» To be done: Transcribe the full listing below exactly.

» Source data:
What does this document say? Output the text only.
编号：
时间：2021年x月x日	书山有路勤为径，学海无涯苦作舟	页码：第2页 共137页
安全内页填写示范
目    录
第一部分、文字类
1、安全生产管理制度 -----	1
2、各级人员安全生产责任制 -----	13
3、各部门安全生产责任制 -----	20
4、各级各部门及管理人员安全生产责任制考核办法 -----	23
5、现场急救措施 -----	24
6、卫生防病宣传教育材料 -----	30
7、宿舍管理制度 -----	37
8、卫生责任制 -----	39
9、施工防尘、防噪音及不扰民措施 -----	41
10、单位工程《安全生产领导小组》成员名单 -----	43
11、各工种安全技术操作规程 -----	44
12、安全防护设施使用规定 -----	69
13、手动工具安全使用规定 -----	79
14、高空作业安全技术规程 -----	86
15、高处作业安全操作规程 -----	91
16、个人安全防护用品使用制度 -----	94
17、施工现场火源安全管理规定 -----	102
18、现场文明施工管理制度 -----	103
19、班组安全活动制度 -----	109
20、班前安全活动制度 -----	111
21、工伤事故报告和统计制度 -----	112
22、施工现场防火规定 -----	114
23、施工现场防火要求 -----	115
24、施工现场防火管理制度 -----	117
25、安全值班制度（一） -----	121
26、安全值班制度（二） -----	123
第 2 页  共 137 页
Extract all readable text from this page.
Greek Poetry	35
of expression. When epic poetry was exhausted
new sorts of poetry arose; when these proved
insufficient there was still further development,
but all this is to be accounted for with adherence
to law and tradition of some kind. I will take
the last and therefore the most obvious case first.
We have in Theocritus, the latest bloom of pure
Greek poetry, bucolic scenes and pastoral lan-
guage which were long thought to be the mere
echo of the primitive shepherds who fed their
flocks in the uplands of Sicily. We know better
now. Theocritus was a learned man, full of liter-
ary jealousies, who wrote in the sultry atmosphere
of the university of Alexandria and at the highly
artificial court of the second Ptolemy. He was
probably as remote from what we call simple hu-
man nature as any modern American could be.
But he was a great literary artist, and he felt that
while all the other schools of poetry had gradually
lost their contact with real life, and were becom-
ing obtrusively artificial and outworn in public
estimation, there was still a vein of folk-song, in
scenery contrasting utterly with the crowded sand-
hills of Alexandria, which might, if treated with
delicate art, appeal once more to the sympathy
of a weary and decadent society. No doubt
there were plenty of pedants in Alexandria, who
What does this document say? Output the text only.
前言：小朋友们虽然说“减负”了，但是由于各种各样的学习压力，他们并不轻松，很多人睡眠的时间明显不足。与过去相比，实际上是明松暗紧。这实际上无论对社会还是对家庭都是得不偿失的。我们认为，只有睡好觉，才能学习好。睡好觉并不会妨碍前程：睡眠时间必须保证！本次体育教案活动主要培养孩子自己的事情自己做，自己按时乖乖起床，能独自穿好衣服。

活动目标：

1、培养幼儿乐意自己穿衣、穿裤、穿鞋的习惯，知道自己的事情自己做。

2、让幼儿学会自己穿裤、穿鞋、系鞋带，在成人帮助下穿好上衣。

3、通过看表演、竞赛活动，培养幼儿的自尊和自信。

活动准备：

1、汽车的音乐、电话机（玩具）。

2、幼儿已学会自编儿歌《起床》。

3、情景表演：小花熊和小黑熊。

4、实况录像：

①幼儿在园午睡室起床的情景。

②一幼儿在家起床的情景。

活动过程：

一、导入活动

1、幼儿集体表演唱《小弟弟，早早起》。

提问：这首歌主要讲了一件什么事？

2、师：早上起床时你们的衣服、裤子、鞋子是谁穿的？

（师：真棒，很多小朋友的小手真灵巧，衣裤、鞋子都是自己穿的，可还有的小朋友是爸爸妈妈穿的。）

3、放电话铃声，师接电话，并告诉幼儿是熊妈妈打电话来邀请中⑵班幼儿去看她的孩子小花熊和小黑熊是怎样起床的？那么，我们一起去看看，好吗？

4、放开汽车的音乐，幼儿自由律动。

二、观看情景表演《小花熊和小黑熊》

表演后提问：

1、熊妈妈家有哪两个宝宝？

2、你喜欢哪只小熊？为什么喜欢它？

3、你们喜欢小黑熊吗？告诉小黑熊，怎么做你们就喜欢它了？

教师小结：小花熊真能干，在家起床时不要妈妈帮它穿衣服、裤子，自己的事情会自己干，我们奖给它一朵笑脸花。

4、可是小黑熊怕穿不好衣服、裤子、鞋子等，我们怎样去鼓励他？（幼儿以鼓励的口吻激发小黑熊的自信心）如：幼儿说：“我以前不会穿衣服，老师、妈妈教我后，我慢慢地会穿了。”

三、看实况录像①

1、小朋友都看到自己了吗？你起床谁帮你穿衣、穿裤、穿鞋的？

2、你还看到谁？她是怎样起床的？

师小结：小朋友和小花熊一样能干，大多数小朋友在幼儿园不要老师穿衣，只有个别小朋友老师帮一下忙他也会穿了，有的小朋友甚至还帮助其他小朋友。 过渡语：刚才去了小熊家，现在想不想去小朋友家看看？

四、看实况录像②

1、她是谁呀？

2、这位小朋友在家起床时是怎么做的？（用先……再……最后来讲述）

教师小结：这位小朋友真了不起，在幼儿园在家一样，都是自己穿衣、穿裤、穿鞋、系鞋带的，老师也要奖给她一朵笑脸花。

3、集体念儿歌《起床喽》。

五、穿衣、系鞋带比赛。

» Reply to the task:
What does this document say? Output the text only.
编号：
时间：2021年x月x日	书山有路勤为径，学海无涯苦作舟	页码：第2页 共137页
安全内页填写示范
目    录
第一部分、文字类
1、安全生产管理制度 -----	1
2、各级人员安全生产责任制 -----	13
3、各部门安全生产责任制 -----	20
4、各级各部门及管理人员安全生产责任制考核办法 -----	23
5、现场急救措施 -----	24
6、卫生防病宣传教育材料 -----	30
7、宿舍管理制度 -----	37
8、卫生责任制 -----	39
9、施工防尘、防噪音及不扰民措施 -----	41
10、单位工程《安全生产领导小组》成员名单 -----	43
11、各工种安全技术操作规程 -----	44
12、安全防护设施使用规定 -----	69
13、手动工具安全使用规定 -----	79
14、高空作业安全技术规程 -----	86
15、高处作业安全操作规程 -----	91
16、个人安全防护用品使用制度 -----	94
17、施工现场火源安全管理规定 -----	102
18、现场文明施工管理制度 -----	103
19、班组安全活动制度 -----	109
20、班前安全活动制度 -----	111
21、工伤事故报告和统计制度 -----	112
22、施工现场防火规定 -----	114
23、施工现场防火要求 -----	115
24、施工现场防火管理制度 -----	117
25、安全值班制度（一） -----	121
26、安全值班制度（二） -----	123
第 2 页  共 137 页
Extract all readable text from this page.
Greek Poetry	35
of expression. When epic poetry was exhausted
new sorts of poetry arose; when these proved
insufficient there was still further development,
but all this is to be accounted for with adherence
to law and tradition of some kind. I will take
the last and therefore the most obvious case first.
We have in Theocritus, the latest bloom of pure
Greek poetry, bucolic scenes and pastoral lan-
guage which were long thought to be the mere
echo of the primitive shepherds who fed their
flocks in the uplands of Sicily. We know better
now. Theocritus was a learned man, full of liter-
ary jealousies, who wrote in the sultry atmosphere
of the university of Alexandria and at the highly
artificial court of the second Ptolemy. He was
probably as remote from what we call simple hu-
man nature as any modern American could be.
But he was a great literary artist, and he felt that
while all the other schools of poetry had gradually
lost their contact with real life, and were becom-
ing obtrusively artificial and outworn in public
estimation, there was still a vein of folk-song, in
scenery contrasting utterly with the crowded sand-
hills of Alexandria, which might, if treated with
delicate art, appeal once more to the sympathy
of a weary and decadent society. No doubt
there were plenty of pedants in Alexandria, who
What does this document say? Output the text only.
前言：小朋友们虽然说“减负”了，但是由于各种各样的学习压力，他们并不轻松，很多人睡眠的时间明显不足。与过去相比，实际上是明松暗紧。这实际上无论对社会还是对家庭都是得不偿失的。我们认为，只有睡好觉，才能学习好。睡好觉并不会妨碍前程：睡眠时间必须保证！本次体育教案活动主要培养孩子自己的事情自己做，自己按时乖乖起床，能独自穿好衣服。

活动目标：

1、培养幼儿乐意自己穿衣、穿裤、穿鞋的习惯，知道自己的事情自己做。

2、让幼儿学会自己穿裤、穿鞋、系鞋带，在成人帮助下穿好上衣。

3、通过看表演、竞赛活动，培养幼儿的自尊和自信。

活动准备：

1、汽车的音乐、电话机（玩具）。

2、幼儿已学会自编儿歌《起床》。

3、情景表演：小花熊和小黑熊。

4、实况录像：

①幼儿在园午睡室起床的情景。

②一幼儿在家起床的情景。

活动过程：

一、导入活动

1、幼儿集体表演唱《小弟弟，早早起》。

提问：这首歌主要讲了一件什么事？

2、师：早上起床时你们的衣服、裤子、鞋子是谁穿的？

（师：真棒，很多小朋友的小手真灵巧，衣裤、鞋子都是自己穿的，可还有的小朋友是爸爸妈妈穿的。）

3、放电话铃声，师接电话，并告诉幼儿是熊妈妈打电话来邀请中⑵班幼儿去看她的孩子小花熊和小黑熊是怎样起床的？那么，我们一起去看看，好吗？

4、放开汽车的音乐，幼儿自由律动。

二、观看情景表演《小花熊和小黑熊》

表演后提问：

1、熊妈妈家有哪两个宝宝？

2、你喜欢哪只小熊？为什么喜欢它？

3、你们喜欢小黑熊吗？告诉小黑熊，怎么做你们就喜欢它了？

教师小结：小花熊真能干，在家起床时不要妈妈帮它穿衣服、裤子，自己的事情会自己干，我们奖给它一朵笑脸花。

4、可是小黑熊怕穿不好衣服、裤子、鞋子等，我们怎样去鼓励他？（幼儿以鼓励的口吻激发小黑熊的自信心）如：幼儿说：“我以前不会穿衣服，老师、妈妈教我后，我慢慢地会穿了。”

三、看实况录像①

1、小朋友都看到自己了吗？你起床谁帮你穿衣、穿裤、穿鞋的？

2、你还看到谁？她是怎样起床的？

师小结：小朋友和小花熊一样能干，大多数小朋友在幼儿园不要老师穿衣，只有个别小朋友老师帮一下忙他也会穿了，有的小朋友甚至还帮助其他小朋友。 过渡语：刚才去了小熊家，现在想不想去小朋友家看看？

四、看实况录像②

1、她是谁呀？

2、这位小朋友在家起床时是怎么做的？（用先……再……最后来讲述）

教师小结：这位小朋友真了不起，在幼儿园在家一样，都是自己穿衣、穿裤、穿鞋、系鞋带的，老师也要奖给她一朵笑脸花。

3、集体念儿歌《起床喽》。

五、穿衣、系鞋带比赛。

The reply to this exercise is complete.